--- Material for this exercise ---

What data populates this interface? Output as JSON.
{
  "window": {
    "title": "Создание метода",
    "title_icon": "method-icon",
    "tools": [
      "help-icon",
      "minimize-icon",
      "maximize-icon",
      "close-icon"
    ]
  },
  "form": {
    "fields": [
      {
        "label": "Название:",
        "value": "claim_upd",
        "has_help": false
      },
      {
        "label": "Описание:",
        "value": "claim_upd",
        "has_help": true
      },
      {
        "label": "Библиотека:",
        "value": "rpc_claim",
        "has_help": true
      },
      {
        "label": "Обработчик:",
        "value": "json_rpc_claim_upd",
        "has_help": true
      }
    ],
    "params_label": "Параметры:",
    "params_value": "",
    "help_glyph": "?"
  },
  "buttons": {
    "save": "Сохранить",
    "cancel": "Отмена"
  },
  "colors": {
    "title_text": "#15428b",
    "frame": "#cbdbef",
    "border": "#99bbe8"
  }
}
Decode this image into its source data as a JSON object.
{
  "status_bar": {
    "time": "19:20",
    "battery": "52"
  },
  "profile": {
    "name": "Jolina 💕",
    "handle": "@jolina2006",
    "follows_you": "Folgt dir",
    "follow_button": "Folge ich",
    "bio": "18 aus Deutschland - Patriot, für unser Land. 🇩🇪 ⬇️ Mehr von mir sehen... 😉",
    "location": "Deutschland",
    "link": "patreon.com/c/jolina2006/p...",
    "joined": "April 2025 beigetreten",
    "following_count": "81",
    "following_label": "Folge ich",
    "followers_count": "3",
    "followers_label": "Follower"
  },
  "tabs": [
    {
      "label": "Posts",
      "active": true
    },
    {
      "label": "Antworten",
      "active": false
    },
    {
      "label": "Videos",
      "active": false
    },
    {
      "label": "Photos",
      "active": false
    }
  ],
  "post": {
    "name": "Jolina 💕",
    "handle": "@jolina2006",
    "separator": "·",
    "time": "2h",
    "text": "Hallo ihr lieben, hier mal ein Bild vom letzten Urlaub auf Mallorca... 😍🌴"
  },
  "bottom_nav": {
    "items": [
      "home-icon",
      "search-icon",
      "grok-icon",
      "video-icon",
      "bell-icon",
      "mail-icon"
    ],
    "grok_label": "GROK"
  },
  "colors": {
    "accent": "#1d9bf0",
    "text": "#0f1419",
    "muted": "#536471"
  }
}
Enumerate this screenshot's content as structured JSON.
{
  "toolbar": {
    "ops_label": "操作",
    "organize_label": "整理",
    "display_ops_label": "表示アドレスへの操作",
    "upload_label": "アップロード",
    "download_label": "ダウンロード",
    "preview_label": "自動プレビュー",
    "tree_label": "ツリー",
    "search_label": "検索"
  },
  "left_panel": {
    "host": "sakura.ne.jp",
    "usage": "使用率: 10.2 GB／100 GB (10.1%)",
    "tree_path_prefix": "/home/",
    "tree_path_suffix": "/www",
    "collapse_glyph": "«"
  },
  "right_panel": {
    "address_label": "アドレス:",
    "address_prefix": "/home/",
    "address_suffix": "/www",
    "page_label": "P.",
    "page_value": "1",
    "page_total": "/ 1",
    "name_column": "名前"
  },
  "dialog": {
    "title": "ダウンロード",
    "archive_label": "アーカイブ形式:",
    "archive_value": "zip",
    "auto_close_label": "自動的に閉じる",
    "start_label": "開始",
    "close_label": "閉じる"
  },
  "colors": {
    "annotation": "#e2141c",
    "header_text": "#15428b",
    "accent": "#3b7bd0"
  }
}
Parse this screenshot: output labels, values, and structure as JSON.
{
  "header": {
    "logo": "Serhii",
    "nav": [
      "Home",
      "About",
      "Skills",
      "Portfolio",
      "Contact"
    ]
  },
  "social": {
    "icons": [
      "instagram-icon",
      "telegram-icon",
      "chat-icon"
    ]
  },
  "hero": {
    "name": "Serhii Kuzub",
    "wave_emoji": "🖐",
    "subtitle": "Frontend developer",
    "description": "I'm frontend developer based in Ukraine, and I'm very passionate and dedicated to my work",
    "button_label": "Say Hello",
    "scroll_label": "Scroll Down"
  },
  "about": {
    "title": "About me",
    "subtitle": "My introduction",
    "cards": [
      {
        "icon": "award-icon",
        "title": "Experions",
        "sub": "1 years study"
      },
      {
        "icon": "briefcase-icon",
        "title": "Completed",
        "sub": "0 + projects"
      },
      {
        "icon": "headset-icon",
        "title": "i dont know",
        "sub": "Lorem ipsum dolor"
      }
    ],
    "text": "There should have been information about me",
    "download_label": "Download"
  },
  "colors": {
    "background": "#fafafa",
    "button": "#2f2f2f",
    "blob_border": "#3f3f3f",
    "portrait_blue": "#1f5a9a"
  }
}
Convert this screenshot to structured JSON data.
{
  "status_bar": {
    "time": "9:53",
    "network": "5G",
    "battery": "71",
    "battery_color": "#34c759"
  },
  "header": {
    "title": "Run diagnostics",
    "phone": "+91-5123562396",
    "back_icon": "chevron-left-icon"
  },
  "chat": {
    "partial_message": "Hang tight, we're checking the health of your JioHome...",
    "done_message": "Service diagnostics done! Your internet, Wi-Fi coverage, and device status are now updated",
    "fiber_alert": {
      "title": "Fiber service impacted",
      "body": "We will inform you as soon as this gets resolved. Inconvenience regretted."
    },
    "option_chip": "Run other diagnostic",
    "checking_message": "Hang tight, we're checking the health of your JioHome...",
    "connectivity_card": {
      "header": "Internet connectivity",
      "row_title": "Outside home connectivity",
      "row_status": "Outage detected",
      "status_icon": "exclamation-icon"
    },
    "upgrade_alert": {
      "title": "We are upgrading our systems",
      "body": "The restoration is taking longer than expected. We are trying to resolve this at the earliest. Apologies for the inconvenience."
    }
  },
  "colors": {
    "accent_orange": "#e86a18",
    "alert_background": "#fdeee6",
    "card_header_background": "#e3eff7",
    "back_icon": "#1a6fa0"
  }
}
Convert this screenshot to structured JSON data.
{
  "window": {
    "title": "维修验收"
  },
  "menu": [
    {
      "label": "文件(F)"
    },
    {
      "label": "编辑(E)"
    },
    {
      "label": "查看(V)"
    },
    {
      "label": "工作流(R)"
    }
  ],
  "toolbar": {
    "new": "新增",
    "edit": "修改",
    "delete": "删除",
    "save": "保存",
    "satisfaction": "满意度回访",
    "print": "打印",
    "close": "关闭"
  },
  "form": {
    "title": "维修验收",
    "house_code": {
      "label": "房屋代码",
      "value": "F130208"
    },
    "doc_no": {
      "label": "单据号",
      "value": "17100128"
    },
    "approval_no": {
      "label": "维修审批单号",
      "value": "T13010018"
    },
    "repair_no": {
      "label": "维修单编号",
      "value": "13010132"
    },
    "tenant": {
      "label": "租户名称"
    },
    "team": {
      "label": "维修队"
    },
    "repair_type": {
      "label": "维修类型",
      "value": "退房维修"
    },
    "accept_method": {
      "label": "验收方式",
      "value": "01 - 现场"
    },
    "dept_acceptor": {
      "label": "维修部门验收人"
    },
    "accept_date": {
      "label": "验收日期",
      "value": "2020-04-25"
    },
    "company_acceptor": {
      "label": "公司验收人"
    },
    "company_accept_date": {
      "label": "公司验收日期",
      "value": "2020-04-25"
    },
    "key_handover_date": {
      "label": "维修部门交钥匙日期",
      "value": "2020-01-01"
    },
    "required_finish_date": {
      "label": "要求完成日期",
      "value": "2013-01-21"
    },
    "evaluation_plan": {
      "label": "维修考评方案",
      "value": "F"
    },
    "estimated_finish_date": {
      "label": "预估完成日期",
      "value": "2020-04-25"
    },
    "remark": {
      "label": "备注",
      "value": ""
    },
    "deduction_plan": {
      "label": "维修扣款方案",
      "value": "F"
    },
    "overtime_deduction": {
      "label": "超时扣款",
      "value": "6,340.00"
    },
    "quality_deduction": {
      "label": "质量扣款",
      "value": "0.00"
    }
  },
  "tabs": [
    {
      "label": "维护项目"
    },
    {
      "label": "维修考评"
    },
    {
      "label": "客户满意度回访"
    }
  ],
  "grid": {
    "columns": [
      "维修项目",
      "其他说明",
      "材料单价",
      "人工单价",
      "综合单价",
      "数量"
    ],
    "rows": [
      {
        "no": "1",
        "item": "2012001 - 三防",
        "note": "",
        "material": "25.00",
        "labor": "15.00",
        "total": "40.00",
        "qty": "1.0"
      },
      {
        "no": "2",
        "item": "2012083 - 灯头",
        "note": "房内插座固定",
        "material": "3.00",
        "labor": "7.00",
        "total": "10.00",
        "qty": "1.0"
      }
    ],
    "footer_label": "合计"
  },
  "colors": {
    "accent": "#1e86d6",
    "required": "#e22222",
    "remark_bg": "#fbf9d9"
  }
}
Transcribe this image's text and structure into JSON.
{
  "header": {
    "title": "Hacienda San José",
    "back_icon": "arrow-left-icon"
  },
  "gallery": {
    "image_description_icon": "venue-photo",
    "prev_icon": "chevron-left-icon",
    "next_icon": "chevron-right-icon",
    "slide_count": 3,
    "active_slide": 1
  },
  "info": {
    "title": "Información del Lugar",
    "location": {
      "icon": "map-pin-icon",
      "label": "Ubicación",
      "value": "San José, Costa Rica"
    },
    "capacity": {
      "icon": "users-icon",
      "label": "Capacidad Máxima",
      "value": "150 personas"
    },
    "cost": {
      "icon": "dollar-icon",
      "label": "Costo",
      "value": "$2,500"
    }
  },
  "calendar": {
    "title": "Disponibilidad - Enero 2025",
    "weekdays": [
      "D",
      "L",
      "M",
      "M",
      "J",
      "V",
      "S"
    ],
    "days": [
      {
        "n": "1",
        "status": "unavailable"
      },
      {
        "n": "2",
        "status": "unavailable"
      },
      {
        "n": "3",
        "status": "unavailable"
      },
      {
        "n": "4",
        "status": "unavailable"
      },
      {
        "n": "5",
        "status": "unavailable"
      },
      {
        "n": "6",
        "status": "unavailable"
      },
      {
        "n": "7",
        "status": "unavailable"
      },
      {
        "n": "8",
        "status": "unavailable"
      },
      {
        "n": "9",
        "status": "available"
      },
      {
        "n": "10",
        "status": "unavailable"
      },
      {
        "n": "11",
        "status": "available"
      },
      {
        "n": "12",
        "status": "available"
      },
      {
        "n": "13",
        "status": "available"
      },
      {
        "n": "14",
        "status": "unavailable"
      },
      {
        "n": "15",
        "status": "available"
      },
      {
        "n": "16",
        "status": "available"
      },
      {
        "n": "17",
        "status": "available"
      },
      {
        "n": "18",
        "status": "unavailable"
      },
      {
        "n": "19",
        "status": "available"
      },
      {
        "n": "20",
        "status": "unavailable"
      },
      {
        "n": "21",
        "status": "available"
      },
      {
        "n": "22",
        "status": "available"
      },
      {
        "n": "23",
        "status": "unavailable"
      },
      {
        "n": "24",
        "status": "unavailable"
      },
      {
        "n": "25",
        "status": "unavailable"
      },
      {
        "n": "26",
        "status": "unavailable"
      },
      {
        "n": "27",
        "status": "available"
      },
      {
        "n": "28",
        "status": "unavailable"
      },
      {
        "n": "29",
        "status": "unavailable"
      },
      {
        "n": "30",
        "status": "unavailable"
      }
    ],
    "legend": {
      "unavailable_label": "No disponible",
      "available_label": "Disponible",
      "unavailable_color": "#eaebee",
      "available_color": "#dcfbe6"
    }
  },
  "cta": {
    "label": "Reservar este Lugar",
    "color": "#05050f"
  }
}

---

From the data above, copy out every line with the string "checking" in it.

§ Solved exercise:
    "partial_message": "Hang tight, we're checking the health of your JioHome...",
    "checking_message": "Hang tight, we're checking the health of your JioHome...",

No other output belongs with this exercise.